Provided information ->
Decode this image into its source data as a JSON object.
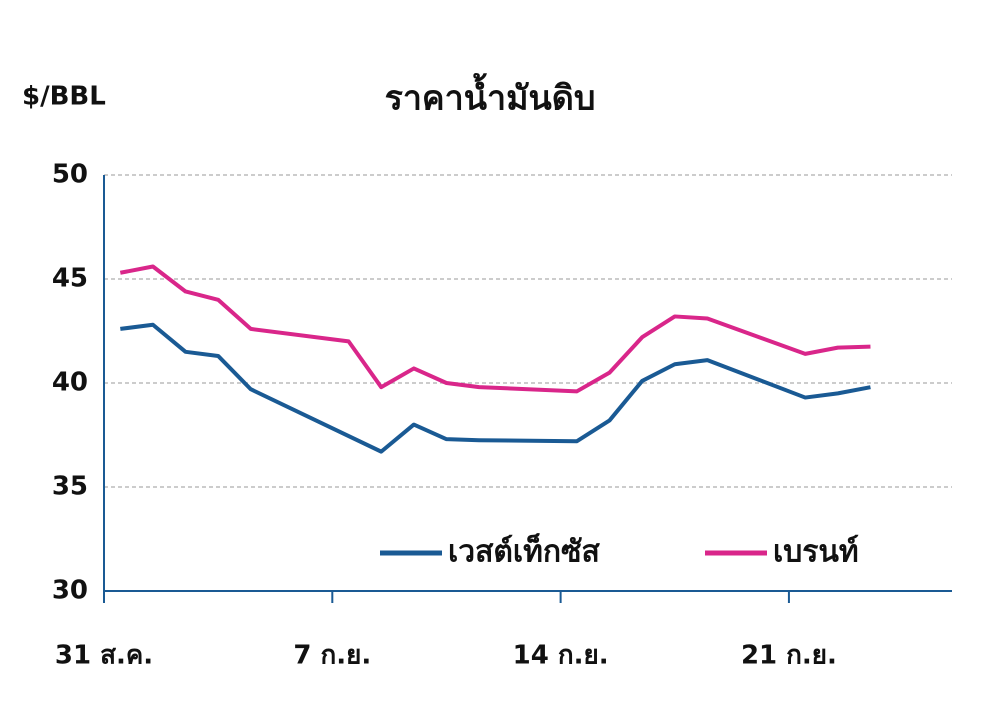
{
  "chart_data": {
    "type": "line",
    "title": "ราคาน้ำมันดิบ",
    "y_label": "$/BBL",
    "xlim": [
      0,
      26
    ],
    "xticks": [
      {
        "value": 0,
        "label": "31 ส.ค."
      },
      {
        "value": 7,
        "label": "7 ก.ย."
      },
      {
        "value": 14,
        "label": "14 ก.ย."
      },
      {
        "value": 21,
        "label": "21 ก.ย."
      }
    ],
    "ylim": [
      30,
      50
    ],
    "yticks": [
      30,
      35,
      40,
      45,
      50
    ],
    "grid": true,
    "legend": "lower right",
    "series": [
      {
        "name": "เวสต์เท็กซัส",
        "color": "#1a5a94",
        "x": [
          0.5,
          1.5,
          2.5,
          3.5,
          4.5,
          8.5,
          9.5,
          10.5,
          11.5,
          14.5,
          15.5,
          16.5,
          17.5,
          18.5,
          21.5,
          22.5,
          23.5
        ],
        "values": [
          42.6,
          42.8,
          41.5,
          41.3,
          39.7,
          36.7,
          38.0,
          37.3,
          37.25,
          37.2,
          38.2,
          40.1,
          40.9,
          41.1,
          39.3,
          39.5,
          39.8
        ]
      },
      {
        "name": "เบรนท์",
        "color": "#d9268a",
        "x": [
          0.5,
          1.5,
          2.5,
          3.5,
          4.5,
          7.5,
          8.5,
          9.5,
          10.5,
          11.5,
          14.5,
          15.5,
          16.5,
          17.5,
          18.5,
          21.5,
          22.5,
          23.5
        ],
        "values": [
          45.3,
          45.6,
          44.4,
          44.0,
          42.6,
          42.0,
          39.8,
          40.7,
          40.0,
          39.8,
          39.6,
          40.5,
          42.2,
          43.2,
          43.1,
          41.4,
          41.7,
          41.75
        ]
      }
    ]
  }
}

Work to complete ->
Images must not appear in the copy; reproduce everything else in the records verbatim.

Reply ->
Decode this image into its source data as a JSON object.
{
  "chart_data": {
    "type": "line",
    "title": "ราคาน้ำมันดิบ",
    "y_label": "$/BBL",
    "xlim": [
      0,
      26
    ],
    "xticks": [
      {
        "value": 0,
        "label": "31 ส.ค."
      },
      {
        "value": 7,
        "label": "7 ก.ย."
      },
      {
        "value": 14,
        "label": "14 ก.ย."
      },
      {
        "value": 21,
        "label": "21 ก.ย."
      }
    ],
    "ylim": [
      30,
      50
    ],
    "yticks": [
      30,
      35,
      40,
      45,
      50
    ],
    "grid": true,
    "legend": "lower right",
    "series": [
      {
        "name": "เวสต์เท็กซัส",
        "color": "#1a5a94",
        "x": [
          0.5,
          1.5,
          2.5,
          3.5,
          4.5,
          8.5,
          9.5,
          10.5,
          11.5,
          14.5,
          15.5,
          16.5,
          17.5,
          18.5,
          21.5,
          22.5,
          23.5
        ],
        "values": [
          42.6,
          42.8,
          41.5,
          41.3,
          39.7,
          36.7,
          38.0,
          37.3,
          37.25,
          37.2,
          38.2,
          40.1,
          40.9,
          41.1,
          39.3,
          39.5,
          39.8
        ]
      },
      {
        "name": "เบรนท์",
        "color": "#d9268a",
        "x": [
          0.5,
          1.5,
          2.5,
          3.5,
          4.5,
          7.5,
          8.5,
          9.5,
          10.5,
          11.5,
          14.5,
          15.5,
          16.5,
          17.5,
          18.5,
          21.5,
          22.5,
          23.5
        ],
        "values": [
          45.3,
          45.6,
          44.4,
          44.0,
          42.6,
          42.0,
          39.8,
          40.7,
          40.0,
          39.8,
          39.6,
          40.5,
          42.2,
          43.2,
          43.1,
          41.4,
          41.7,
          41.75
        ]
      }
    ]
  }
}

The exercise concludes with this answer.